Data records:
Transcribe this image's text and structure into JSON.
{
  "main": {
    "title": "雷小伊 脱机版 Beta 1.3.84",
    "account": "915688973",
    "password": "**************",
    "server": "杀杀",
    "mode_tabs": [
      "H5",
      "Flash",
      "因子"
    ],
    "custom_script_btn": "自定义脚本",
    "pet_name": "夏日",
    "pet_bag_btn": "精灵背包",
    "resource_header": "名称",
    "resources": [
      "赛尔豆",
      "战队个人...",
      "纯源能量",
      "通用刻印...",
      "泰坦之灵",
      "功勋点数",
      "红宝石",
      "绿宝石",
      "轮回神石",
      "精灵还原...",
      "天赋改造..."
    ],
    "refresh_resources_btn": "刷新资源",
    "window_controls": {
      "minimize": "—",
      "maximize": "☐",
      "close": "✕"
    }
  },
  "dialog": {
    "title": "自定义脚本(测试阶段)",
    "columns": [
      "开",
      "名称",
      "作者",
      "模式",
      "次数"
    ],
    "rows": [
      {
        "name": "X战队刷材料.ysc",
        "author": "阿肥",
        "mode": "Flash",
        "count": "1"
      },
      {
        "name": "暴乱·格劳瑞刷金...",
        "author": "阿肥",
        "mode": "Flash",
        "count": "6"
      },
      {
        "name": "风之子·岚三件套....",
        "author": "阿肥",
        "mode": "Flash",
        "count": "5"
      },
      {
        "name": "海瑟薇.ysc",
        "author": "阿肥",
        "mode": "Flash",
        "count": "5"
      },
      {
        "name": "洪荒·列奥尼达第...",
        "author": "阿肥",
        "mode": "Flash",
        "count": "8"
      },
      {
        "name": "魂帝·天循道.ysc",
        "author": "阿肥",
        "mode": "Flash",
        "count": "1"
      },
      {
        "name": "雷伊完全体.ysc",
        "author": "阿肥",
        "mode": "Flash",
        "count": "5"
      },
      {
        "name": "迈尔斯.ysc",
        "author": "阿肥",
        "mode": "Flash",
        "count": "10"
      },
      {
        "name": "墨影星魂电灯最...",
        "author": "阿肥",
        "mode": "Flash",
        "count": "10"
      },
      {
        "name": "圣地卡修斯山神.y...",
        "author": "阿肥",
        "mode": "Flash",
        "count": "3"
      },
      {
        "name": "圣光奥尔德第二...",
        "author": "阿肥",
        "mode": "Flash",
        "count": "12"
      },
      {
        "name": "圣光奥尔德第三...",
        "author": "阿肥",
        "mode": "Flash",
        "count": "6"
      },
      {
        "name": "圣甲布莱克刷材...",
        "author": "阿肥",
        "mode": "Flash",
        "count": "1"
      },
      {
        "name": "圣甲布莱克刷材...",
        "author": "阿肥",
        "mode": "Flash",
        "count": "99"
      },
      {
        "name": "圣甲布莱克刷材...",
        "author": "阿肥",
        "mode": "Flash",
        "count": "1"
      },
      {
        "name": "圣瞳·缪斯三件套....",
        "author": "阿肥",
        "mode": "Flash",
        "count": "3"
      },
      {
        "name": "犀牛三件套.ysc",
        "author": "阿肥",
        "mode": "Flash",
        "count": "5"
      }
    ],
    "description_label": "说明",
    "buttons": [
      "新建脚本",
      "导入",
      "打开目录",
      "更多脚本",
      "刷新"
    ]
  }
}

**Problem description**.
Return every line in the listing that contains the word "自定义脚本".

**Exercise output**.
    "custom_script_btn": "自定义脚本",
    "title": "自定义脚本(测试阶段)",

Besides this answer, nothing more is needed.